Selected passage:
-=-=-=-=-
And if you want to take a guess at what cybersecurity company Palo Alto Networks announced to investors in the last days of February: Yup, Palo Alto’s revenue was up 30 percent year-on-year in its fiscal Q2 2019 results and the numbers were above analysts’ predictions, while the stock rose over 8 percent to an unprecedented high.
Digital disruption
All aforementioned stocks are on the portfolio lists of at least one cybersecurity-themed ETF. Further on, from lesser known niche players in cybersecurity to big established names such as the security and networking stalwarts Symantec and Cisco, market augurs promote them as promising on account of being anything from small risky plays with huge upside potentials to good investment opportunities because of strong share price performances and/or gain potentials, earnings-per-share forecasts, or dividend outlooks.
Prominent cybersecurity ETFs, such as ETFMG Prime Cyber Security Fund (known as Hack) and First Trust NASDAQ Cybersecurity ETF (CIBR) in the first two months reflected the good share price performances of stocks in their portfolios. Although both ETFs experienced a three-month slump in Q4 of last year, according to Bloomberg data CIBR at the end of February 2019 showed a return of 21.2 percent for the year to date (ytd) and a one-year return of 13.7 percent. Its three-year return was 21.1 percent. Also according to Bloomberg, Hack achieved an ytd return of 19.3 percent at the end of February and had one and three-year returns of 17.2 and 22.4 percent, respectively.
However, such fleeting observations should not be read as suggestions that individual investors and especially retail investors would be in for smooth rides to high returns by allocating large portions of their personal to passive funds with cybersecurity themes. For the moment, many analysts judge cybersecurity ETFs as having characteristics that justify minimal exposure even as the overall theme of cybersecurity might be perceived as a very attractive road to financial participation in the world’s digital transitions.
Executive asked Christian Gattiker, chief strategist and global head of research at Swiss bank Julius Baer, about his views on digital themes, cybersecurity stocks, and related ETFs for international investors at the end of last month when he came to Beirut for a presentation to the bank’s local clients.
The economist (who confessed to an infatuation with technical analysis, despite his training as an academic economist, during the evening’s presentation to investors) confirms that topics such as cybersecurity feature within what the bank describes as the investment theme of digital disruption. However, his view is leaning to active investing strategies and he would refrain from passive or static approaches when it comes to the sector. “We advise using active investing on those topics,” Gattiker says. “These [digital disruption and cybersecurity topics] are highly active themes and many of these markets are winner-take-all markets. Thus, if there is any shakeout in the industry, you lose as an investor if you hold all of [the involved stocks] because you win on one stock and lose on eleven others.”
According to the Swiss banker, investors parsing cybersecurity stocks should thus make their own decisions instead of buying into a themed ETF. He advises further that investors should rely on analysts who have a good track record in calling these markets and that investors also should be nimble as to shift exposure if they sense any surprising change in the markets for these stocks when one winning cyber solution starts to rise at the expense of its competitors.
But in the sum of what Gattiker perceives as the biggest race there is in terms of companies competing for the crown of digital dominance, and one where the final outcome might not be determined for up to 10 years, he concludes, “Digital disruption is a big topic and digitalized healthcare is another one. These are big structural themes that can be of advantage to investors, but in very specific companies.”
-=-=-=-=-
Supplied data:
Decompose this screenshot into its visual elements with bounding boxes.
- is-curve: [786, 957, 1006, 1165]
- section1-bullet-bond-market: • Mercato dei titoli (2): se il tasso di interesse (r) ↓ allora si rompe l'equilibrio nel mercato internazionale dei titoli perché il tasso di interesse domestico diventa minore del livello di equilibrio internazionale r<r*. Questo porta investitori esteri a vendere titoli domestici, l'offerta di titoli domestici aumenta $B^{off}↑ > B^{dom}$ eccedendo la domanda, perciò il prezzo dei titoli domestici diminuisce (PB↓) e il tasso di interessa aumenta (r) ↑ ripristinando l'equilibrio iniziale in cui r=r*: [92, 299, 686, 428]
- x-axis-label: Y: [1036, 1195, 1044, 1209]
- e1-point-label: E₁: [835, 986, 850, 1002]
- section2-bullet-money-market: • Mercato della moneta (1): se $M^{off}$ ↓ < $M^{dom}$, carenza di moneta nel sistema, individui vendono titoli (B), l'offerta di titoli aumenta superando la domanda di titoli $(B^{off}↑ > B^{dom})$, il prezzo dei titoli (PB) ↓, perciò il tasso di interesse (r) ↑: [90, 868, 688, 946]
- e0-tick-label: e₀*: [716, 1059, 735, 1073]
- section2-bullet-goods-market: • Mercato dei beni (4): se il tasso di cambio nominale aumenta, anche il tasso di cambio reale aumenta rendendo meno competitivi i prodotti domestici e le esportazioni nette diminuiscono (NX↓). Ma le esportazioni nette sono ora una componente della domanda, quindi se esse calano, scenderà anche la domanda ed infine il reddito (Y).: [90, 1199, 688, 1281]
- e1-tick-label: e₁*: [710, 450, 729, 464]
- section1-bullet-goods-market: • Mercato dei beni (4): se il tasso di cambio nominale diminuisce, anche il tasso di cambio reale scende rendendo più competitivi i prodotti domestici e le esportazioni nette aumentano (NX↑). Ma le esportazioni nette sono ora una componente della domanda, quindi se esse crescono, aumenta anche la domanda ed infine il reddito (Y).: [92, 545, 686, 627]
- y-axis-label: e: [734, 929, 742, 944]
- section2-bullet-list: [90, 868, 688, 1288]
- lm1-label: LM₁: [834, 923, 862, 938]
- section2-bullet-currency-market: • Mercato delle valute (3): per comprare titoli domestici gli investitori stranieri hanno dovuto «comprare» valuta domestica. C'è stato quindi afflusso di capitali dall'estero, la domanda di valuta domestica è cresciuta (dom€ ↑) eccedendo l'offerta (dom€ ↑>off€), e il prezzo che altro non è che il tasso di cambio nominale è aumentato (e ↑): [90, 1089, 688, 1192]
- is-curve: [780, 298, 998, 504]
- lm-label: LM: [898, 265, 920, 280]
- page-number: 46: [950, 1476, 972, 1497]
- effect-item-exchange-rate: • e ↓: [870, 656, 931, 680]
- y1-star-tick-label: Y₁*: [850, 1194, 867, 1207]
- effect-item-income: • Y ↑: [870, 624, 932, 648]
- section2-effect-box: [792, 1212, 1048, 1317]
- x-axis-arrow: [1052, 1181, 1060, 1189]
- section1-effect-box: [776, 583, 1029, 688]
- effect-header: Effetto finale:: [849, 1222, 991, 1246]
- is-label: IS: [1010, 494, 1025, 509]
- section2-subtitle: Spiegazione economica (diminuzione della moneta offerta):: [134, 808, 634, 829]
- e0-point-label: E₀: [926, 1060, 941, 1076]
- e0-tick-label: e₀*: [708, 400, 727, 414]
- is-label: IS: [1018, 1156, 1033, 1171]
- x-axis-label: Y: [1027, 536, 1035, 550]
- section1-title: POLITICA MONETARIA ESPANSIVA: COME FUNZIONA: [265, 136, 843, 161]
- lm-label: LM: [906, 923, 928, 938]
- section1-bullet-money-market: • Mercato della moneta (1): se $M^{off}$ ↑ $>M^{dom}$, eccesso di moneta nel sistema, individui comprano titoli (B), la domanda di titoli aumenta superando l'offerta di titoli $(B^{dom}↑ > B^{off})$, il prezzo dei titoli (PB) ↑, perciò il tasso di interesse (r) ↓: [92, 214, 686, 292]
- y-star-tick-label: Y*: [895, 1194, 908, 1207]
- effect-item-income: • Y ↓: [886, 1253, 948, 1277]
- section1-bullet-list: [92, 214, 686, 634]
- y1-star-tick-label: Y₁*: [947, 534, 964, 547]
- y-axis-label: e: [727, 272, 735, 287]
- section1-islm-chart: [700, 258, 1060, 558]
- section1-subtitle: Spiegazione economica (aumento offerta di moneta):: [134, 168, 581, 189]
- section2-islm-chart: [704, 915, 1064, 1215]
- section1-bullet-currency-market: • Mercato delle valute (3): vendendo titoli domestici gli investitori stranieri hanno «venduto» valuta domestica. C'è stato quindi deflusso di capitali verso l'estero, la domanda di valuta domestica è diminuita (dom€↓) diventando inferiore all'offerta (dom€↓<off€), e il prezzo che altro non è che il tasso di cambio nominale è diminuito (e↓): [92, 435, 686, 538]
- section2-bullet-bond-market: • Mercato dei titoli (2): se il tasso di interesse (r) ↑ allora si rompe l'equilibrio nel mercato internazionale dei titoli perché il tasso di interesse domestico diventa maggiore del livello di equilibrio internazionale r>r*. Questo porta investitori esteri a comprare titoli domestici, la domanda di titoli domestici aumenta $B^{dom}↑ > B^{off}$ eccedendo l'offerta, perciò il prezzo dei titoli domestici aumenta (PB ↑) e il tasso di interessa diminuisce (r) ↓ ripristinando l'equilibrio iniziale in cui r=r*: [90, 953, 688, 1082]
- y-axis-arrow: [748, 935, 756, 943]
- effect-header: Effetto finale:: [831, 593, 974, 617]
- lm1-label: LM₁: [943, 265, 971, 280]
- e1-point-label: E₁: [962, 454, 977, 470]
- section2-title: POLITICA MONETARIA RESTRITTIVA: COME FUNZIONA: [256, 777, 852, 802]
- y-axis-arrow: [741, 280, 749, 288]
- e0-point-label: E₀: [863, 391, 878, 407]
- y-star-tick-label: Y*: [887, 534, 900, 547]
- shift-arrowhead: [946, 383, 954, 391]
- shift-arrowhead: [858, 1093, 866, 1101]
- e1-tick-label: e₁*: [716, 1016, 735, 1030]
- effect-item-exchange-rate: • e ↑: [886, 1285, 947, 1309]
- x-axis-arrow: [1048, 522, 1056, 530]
-=-=-=-=-
Reproduce the cybersecurity investing passage verbatim, everything from "However, such fleeting" down to "bank’s local clients.".

Exercise response:
However, such fleeting observations should not be read as suggestions that individual investors and especially retail investors would be in for smooth rides to high returns by allocating large portions of their personal to passive funds with cybersecurity themes. For the moment, many analysts judge cybersecurity ETFs as having characteristics that justify minimal exposure even as the overall theme of cybersecurity might be perceived as a very attractive road to financial participation in the world’s digital transitions.
Executive asked Christian Gattiker, chief strategist and global head of research at Swiss bank Julius Baer, about his views on digital themes, cybersecurity stocks, and related ETFs for international investors at the end of last month when he came to Beirut for a presentation to the bank’s local clients.